Set down all of the data that follows word for word, without the images.

--- START ---

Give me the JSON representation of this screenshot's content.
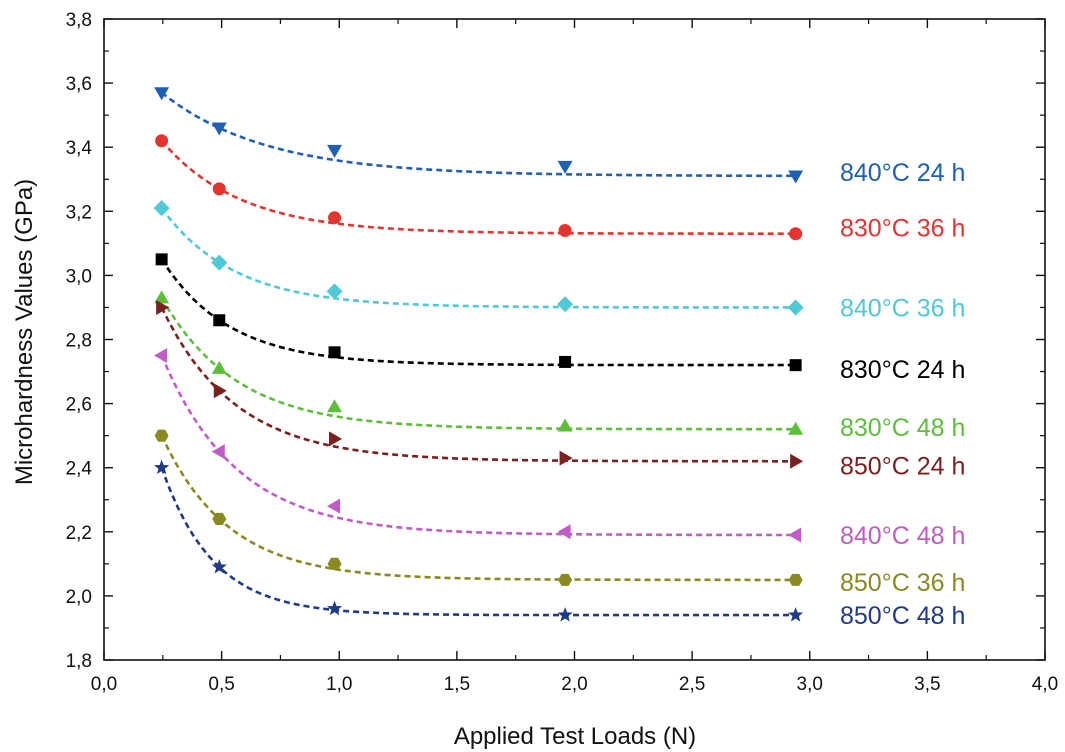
{
  "chart_data": {
    "type": "scatter",
    "title": "",
    "xlabel": "Applied Test Loads (N)",
    "ylabel": "Microhardness Values (GPa)",
    "xlim": [
      0.0,
      4.0
    ],
    "ylim": [
      1.8,
      3.8
    ],
    "x_ticks": [
      "0,0",
      "0,5",
      "1,0",
      "1,5",
      "2,0",
      "2,5",
      "3,0",
      "3,5",
      "4,0"
    ],
    "y_ticks": [
      "1,8",
      "2,0",
      "2,2",
      "2,4",
      "2,6",
      "2,8",
      "3,0",
      "3,2",
      "3,4",
      "3,6",
      "3,8"
    ],
    "x": [
      0.245,
      0.49,
      0.98,
      1.96,
      2.94
    ],
    "grid": false,
    "fit_lines": "dashed",
    "series": [
      {
        "name": "840°C 24 h",
        "color": "#1f5fb4",
        "marker": "triangle-down",
        "values": [
          3.57,
          3.46,
          3.39,
          3.34,
          3.31
        ]
      },
      {
        "name": "830°C 36 h",
        "color": "#e3342f",
        "marker": "circle",
        "values": [
          3.42,
          3.27,
          3.18,
          3.14,
          3.13
        ]
      },
      {
        "name": "840°C 36 h",
        "color": "#4fc8d8",
        "marker": "diamond",
        "values": [
          3.21,
          3.04,
          2.95,
          2.91,
          2.9
        ]
      },
      {
        "name": "830°C 24 h",
        "color": "#000000",
        "marker": "square",
        "values": [
          3.05,
          2.86,
          2.76,
          2.73,
          2.72
        ]
      },
      {
        "name": "830°C 48 h",
        "color": "#5cbf3a",
        "marker": "triangle-up",
        "values": [
          2.93,
          2.71,
          2.59,
          2.53,
          2.52
        ]
      },
      {
        "name": "850°C 24 h",
        "color": "#7b1f1f",
        "marker": "triangle-right",
        "values": [
          2.9,
          2.64,
          2.49,
          2.43,
          2.42
        ]
      },
      {
        "name": "840°C 48 h",
        "color": "#c15bc8",
        "marker": "triangle-left",
        "values": [
          2.75,
          2.45,
          2.28,
          2.2,
          2.19
        ]
      },
      {
        "name": "850°C 36 h",
        "color": "#8a8a22",
        "marker": "hexagon",
        "values": [
          2.5,
          2.24,
          2.1,
          2.05,
          2.05
        ]
      },
      {
        "name": "850°C 48 h",
        "color": "#1f3a8a",
        "marker": "star",
        "values": [
          2.4,
          2.09,
          1.96,
          1.94,
          1.94
        ]
      }
    ]
  }
}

--- END ---

Solution
Give me the JSON representation of this screenshot's content.
{
  "chart_data": {
    "type": "scatter",
    "title": "",
    "xlabel": "Applied Test Loads (N)",
    "ylabel": "Microhardness Values (GPa)",
    "xlim": [
      0.0,
      4.0
    ],
    "ylim": [
      1.8,
      3.8
    ],
    "x_ticks": [
      "0,0",
      "0,5",
      "1,0",
      "1,5",
      "2,0",
      "2,5",
      "3,0",
      "3,5",
      "4,0"
    ],
    "y_ticks": [
      "1,8",
      "2,0",
      "2,2",
      "2,4",
      "2,6",
      "2,8",
      "3,0",
      "3,2",
      "3,4",
      "3,6",
      "3,8"
    ],
    "x": [
      0.245,
      0.49,
      0.98,
      1.96,
      2.94
    ],
    "grid": false,
    "fit_lines": "dashed",
    "series": [
      {
        "name": "840°C 24 h",
        "color": "#1f5fb4",
        "marker": "triangle-down",
        "values": [
          3.57,
          3.46,
          3.39,
          3.34,
          3.31
        ]
      },
      {
        "name": "830°C 36 h",
        "color": "#e3342f",
        "marker": "circle",
        "values": [
          3.42,
          3.27,
          3.18,
          3.14,
          3.13
        ]
      },
      {
        "name": "840°C 36 h",
        "color": "#4fc8d8",
        "marker": "diamond",
        "values": [
          3.21,
          3.04,
          2.95,
          2.91,
          2.9
        ]
      },
      {
        "name": "830°C 24 h",
        "color": "#000000",
        "marker": "square",
        "values": [
          3.05,
          2.86,
          2.76,
          2.73,
          2.72
        ]
      },
      {
        "name": "830°C 48 h",
        "color": "#5cbf3a",
        "marker": "triangle-up",
        "values": [
          2.93,
          2.71,
          2.59,
          2.53,
          2.52
        ]
      },
      {
        "name": "850°C 24 h",
        "color": "#7b1f1f",
        "marker": "triangle-right",
        "values": [
          2.9,
          2.64,
          2.49,
          2.43,
          2.42
        ]
      },
      {
        "name": "840°C 48 h",
        "color": "#c15bc8",
        "marker": "triangle-left",
        "values": [
          2.75,
          2.45,
          2.28,
          2.2,
          2.19
        ]
      },
      {
        "name": "850°C 36 h",
        "color": "#8a8a22",
        "marker": "hexagon",
        "values": [
          2.5,
          2.24,
          2.1,
          2.05,
          2.05
        ]
      },
      {
        "name": "850°C 48 h",
        "color": "#1f3a8a",
        "marker": "star",
        "values": [
          2.4,
          2.09,
          1.96,
          1.94,
          1.94
        ]
      }
    ]
  }
}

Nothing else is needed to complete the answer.